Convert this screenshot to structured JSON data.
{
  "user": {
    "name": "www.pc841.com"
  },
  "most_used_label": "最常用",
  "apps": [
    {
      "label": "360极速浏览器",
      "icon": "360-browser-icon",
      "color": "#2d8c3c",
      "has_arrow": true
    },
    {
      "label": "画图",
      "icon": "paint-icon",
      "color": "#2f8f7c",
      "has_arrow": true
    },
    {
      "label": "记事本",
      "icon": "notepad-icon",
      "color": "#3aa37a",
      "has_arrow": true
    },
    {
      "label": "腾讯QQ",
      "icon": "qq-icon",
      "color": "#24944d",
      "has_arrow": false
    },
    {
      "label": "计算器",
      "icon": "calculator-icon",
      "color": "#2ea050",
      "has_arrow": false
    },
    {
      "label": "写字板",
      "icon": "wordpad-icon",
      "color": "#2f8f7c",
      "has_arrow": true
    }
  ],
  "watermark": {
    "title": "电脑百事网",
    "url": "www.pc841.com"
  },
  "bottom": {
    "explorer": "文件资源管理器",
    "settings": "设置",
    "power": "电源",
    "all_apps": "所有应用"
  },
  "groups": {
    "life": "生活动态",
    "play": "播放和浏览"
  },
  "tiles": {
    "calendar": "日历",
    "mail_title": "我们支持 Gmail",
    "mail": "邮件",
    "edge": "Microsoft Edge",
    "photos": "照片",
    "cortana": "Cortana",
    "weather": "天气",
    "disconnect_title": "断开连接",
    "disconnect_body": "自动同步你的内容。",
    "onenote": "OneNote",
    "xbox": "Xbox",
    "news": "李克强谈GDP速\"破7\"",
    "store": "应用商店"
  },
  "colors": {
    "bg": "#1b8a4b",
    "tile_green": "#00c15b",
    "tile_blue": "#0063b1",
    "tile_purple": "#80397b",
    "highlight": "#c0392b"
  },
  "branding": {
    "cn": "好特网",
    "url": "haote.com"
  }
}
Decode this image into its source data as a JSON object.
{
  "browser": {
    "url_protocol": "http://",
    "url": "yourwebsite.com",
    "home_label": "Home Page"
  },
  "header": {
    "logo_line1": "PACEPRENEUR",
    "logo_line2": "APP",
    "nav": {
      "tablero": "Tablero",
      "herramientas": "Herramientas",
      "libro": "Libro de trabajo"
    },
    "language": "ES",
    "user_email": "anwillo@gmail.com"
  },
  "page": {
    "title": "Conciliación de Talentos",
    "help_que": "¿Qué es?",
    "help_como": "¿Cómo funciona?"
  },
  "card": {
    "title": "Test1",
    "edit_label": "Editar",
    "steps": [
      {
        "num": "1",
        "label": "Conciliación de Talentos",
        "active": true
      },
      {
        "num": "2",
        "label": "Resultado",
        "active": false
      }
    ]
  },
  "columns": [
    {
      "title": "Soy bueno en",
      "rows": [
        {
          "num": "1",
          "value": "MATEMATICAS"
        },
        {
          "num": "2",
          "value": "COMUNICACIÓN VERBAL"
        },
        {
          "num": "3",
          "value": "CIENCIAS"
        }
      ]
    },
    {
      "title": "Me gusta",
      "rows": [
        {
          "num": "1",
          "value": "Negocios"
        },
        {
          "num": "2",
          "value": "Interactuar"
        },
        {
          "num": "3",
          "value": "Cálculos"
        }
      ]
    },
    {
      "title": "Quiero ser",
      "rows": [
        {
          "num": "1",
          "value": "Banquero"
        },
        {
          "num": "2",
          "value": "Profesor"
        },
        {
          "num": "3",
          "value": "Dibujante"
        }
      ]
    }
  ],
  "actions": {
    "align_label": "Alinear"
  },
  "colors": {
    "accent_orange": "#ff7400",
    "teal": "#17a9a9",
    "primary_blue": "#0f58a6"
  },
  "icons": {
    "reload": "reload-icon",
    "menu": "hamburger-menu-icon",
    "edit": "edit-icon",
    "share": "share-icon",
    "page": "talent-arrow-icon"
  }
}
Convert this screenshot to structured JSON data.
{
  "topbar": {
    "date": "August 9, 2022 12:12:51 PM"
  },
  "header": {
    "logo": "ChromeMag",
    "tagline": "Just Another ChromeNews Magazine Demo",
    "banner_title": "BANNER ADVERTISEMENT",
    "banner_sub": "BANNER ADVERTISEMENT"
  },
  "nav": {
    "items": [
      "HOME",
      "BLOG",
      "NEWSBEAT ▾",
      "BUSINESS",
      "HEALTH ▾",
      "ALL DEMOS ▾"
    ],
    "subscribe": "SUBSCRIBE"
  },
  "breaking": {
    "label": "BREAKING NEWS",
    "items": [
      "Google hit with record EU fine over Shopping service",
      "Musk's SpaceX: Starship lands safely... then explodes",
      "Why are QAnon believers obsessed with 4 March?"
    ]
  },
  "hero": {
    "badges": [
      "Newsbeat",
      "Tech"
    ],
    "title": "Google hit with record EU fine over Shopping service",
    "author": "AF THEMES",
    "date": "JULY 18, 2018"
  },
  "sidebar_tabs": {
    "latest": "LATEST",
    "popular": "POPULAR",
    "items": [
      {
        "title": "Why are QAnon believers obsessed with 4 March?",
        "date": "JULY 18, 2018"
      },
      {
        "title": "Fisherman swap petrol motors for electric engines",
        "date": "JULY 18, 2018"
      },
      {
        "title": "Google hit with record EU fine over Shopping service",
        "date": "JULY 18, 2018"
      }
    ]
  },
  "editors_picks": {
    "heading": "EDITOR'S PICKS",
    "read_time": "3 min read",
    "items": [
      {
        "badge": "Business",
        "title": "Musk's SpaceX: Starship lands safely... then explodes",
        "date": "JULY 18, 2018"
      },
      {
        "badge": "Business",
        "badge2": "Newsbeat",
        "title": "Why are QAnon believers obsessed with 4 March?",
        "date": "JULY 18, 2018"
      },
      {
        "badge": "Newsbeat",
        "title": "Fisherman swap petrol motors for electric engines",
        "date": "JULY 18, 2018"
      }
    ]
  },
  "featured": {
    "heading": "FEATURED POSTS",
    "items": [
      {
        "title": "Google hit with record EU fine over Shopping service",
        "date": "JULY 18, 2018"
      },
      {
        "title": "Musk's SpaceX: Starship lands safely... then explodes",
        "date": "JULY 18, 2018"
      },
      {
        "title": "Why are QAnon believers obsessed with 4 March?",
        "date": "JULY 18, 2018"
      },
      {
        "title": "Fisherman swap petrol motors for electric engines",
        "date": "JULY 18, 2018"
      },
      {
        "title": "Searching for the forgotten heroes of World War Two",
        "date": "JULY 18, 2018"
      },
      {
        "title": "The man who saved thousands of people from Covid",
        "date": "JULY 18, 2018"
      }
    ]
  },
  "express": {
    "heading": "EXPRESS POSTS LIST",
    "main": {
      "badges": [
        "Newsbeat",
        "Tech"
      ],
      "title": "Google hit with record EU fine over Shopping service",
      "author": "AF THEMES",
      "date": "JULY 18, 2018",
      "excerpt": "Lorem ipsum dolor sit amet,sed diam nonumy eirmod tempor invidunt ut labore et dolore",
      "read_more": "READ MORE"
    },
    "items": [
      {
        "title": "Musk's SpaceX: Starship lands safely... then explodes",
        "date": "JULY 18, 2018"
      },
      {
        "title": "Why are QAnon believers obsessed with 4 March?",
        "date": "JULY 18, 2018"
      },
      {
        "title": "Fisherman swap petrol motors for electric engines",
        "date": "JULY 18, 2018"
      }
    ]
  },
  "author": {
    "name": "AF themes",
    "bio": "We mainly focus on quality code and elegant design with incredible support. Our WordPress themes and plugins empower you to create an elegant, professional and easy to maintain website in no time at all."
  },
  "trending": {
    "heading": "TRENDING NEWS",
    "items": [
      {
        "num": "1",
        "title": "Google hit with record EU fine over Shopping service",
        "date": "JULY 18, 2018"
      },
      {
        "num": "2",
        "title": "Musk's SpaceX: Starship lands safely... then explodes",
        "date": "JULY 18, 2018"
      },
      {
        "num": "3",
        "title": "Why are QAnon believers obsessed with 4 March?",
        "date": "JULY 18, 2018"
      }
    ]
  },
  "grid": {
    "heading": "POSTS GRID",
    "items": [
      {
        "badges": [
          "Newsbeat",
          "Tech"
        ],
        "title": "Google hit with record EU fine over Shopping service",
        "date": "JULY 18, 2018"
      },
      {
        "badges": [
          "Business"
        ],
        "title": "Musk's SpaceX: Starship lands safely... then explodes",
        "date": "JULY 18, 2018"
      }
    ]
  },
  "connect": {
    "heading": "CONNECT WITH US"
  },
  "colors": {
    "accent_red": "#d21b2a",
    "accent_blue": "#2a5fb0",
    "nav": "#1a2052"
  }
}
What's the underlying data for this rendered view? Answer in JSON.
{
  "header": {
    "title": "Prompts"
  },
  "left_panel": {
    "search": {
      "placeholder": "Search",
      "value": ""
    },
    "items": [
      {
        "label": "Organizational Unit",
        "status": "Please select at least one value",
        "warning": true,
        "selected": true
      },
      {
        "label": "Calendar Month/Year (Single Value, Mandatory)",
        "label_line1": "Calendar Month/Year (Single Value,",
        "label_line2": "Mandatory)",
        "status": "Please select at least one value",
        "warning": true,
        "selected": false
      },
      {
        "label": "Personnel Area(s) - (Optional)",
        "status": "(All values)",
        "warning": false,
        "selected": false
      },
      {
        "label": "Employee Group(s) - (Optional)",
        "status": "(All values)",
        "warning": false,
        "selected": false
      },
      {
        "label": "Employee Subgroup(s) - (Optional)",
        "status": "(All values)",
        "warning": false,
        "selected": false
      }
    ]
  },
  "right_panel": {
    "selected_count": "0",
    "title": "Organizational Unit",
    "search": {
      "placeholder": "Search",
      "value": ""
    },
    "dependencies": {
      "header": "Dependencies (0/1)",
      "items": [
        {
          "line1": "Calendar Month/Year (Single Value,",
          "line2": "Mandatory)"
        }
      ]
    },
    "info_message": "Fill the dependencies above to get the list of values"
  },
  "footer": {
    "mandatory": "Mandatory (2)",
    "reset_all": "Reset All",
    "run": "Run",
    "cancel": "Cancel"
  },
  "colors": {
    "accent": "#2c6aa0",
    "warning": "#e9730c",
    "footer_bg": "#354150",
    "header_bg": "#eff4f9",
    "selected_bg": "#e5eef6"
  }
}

---------------

Problem description
Show the lines of the data that hold the word "Year".

Response to the exercise
        "label": "Calendar Month/Year (Single Value, Mandatory)",
        "label_line1": "Calendar Month/Year (Single Value,",
          "line1": "Calendar Month/Year (Single Value,",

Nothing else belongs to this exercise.